From the entries below, extract every line that includes the word "والقمر".

[Data records]
--------

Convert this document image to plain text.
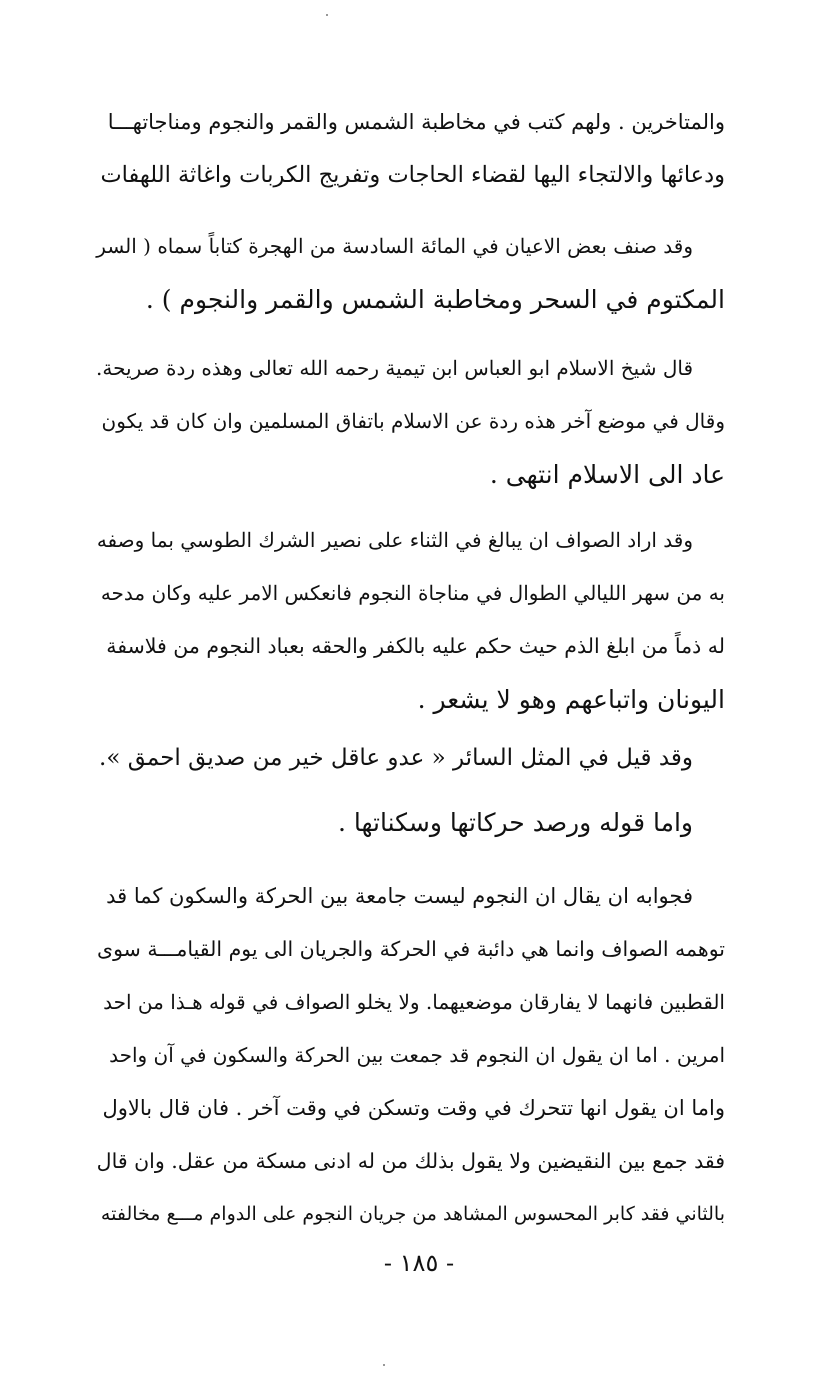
والمتاخرين . ولهم كتب في مخاطبة الشمس والقمر والنجوم ومناجاتهـــا
ودعائها والالتجاء اليها لقضاء الحاجات وتفريج الكربات واغاثة اللهفات
وقد صنف بعض الاعيان في المائة السادسة من الهجرة كتاباً سماه ( السر
المكتوم في السحر ومخاطبة الشمس والقمر والنجوم ) .
قال شيخ الاسلام ابو العباس ابن تيمية رحمه الله تعالى وهذه ردة صريحة.
وقال في موضع آخر هذه ردة عن الاسلام باتفاق المسلمين وان كان قد يكون
عاد الى الاسلام انتهى .
وقد اراد الصواف ان يبالغ في الثناء على نصير الشرك الطوسي بما وصفه
به من سهر الليالي الطوال في مناجاة النجوم فانعكس الامر عليه وكان مدحه
له ذماً من ابلغ الذم حيث حكم عليه بالكفر والحقه بعباد النجوم من فلاسفة
اليونان واتباعهم وهو لا يشعر .
وقد قيل في المثل السائر « عدو عاقل خير من صديق احمق ».
واما قوله ورصد حركاتها وسكناتها .
فجوابه ان يقال ان النجوم ليست جامعة بين الحركة والسكون كما قد
توهمه الصواف وانما هي دائبة في الحركة والجريان الى يوم القيامـــة سوى
القطبين فانهما لا يفارقان موضعيهما. ولا يخلو الصواف في قوله هـذا من احد
امرين . اما ان يقول ان النجوم قد جمعت بين الحركة والسكون في آن واحد
واما ان يقول انها تتحرك في وقت وتسكن في وقت آخر . فان قال بالاول
فقد جمع بين النقيضين ولا يقول بذلك من له ادنى مسكة من عقل. وان قال
بالثاني فقد كابر المحسوس المشاهد من جريان النجوم على الدوام مـــع مخالفته
- ١٨٥ -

--------

> _Solution for this task_
والمتاخرين . ولهم كتب في مخاطبة الشمس والقمر والنجوم ومناجاتهـــا
المكتوم في السحر ومخاطبة الشمس والقمر والنجوم ) .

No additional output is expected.